Items from a figure collection:
------------

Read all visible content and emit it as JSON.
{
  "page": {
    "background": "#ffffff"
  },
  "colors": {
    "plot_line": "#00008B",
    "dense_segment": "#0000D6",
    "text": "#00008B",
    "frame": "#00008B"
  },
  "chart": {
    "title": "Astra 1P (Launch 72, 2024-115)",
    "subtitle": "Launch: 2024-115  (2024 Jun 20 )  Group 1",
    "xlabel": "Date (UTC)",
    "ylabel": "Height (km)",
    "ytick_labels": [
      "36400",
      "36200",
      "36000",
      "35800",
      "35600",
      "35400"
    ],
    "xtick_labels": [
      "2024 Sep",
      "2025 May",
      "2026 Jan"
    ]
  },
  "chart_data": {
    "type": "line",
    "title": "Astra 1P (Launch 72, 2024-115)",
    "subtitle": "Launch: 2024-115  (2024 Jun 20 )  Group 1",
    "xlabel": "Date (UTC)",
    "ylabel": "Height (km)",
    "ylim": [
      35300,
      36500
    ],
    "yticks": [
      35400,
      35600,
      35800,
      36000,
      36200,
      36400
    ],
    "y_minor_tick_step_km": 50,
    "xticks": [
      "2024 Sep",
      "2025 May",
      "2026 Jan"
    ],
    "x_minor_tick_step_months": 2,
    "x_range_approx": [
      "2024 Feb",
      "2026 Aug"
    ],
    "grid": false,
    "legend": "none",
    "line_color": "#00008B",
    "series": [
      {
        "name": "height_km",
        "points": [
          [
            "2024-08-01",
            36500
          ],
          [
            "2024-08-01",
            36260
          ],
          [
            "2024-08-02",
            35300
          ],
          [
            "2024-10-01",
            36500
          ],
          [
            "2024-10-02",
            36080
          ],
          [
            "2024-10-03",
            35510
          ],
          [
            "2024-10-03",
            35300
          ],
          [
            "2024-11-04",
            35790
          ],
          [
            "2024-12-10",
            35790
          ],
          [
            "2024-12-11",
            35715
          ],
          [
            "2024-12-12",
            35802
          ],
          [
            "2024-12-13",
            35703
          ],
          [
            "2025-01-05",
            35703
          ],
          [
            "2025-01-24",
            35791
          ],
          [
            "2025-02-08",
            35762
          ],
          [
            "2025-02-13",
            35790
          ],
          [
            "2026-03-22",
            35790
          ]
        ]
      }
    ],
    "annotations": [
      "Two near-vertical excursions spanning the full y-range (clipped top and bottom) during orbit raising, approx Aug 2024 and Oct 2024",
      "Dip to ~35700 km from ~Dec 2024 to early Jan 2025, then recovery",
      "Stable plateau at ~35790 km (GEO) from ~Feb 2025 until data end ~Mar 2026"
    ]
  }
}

------------

= EXERCISE REQUIREMENTS =
Transcribe every line of the data, exactly as it stands.

= SOLUTION =
Read all visible content and emit it as JSON.
{
  "page": {
    "background": "#ffffff"
  },
  "colors": {
    "plot_line": "#00008B",
    "dense_segment": "#0000D6",
    "text": "#00008B",
    "frame": "#00008B"
  },
  "chart": {
    "title": "Astra 1P (Launch 72, 2024-115)",
    "subtitle": "Launch: 2024-115  (2024 Jun 20 )  Group 1",
    "xlabel": "Date (UTC)",
    "ylabel": "Height (km)",
    "ytick_labels": [
      "36400",
      "36200",
      "36000",
      "35800",
      "35600",
      "35400"
    ],
    "xtick_labels": [
      "2024 Sep",
      "2025 May",
      "2026 Jan"
    ]
  },
  "chart_data": {
    "type": "line",
    "title": "Astra 1P (Launch 72, 2024-115)",
    "subtitle": "Launch: 2024-115  (2024 Jun 20 )  Group 1",
    "xlabel": "Date (UTC)",
    "ylabel": "Height (km)",
    "ylim": [
      35300,
      36500
    ],
    "yticks": [
      35400,
      35600,
      35800,
      36000,
      36200,
      36400
    ],
    "y_minor_tick_step_km": 50,
    "xticks": [
      "2024 Sep",
      "2025 May",
      "2026 Jan"
    ],
    "x_minor_tick_step_months": 2,
    "x_range_approx": [
      "2024 Feb",
      "2026 Aug"
    ],
    "grid": false,
    "legend": "none",
    "line_color": "#00008B",
    "series": [
      {
        "name": "height_km",
        "points": [
          [
            "2024-08-01",
            36500
          ],
          [
            "2024-08-01",
            36260
          ],
          [
            "2024-08-02",
            35300
          ],
          [
            "2024-10-01",
            36500
          ],
          [
            "2024-10-02",
            36080
          ],
          [
            "2024-10-03",
            35510
          ],
          [
            "2024-10-03",
            35300
          ],
          [
            "2024-11-04",
            35790
          ],
          [
            "2024-12-10",
            35790
          ],
          [
            "2024-12-11",
            35715
          ],
          [
            "2024-12-12",
            35802
          ],
          [
            "2024-12-13",
            35703
          ],
          [
            "2025-01-05",
            35703
          ],
          [
            "2025-01-24",
            35791
          ],
          [
            "2025-02-08",
            35762
          ],
          [
            "2025-02-13",
            35790
          ],
          [
            "2026-03-22",
            35790
          ]
        ]
      }
    ],
    "annotations": [
      "Two near-vertical excursions spanning the full y-range (clipped top and bottom) during orbit raising, approx Aug 2024 and Oct 2024",
      "Dip to ~35700 km from ~Dec 2024 to early Jan 2025, then recovery",
      "Stable plateau at ~35790 km (GEO) from ~Feb 2025 until data end ~Mar 2026"
    ]
  }
}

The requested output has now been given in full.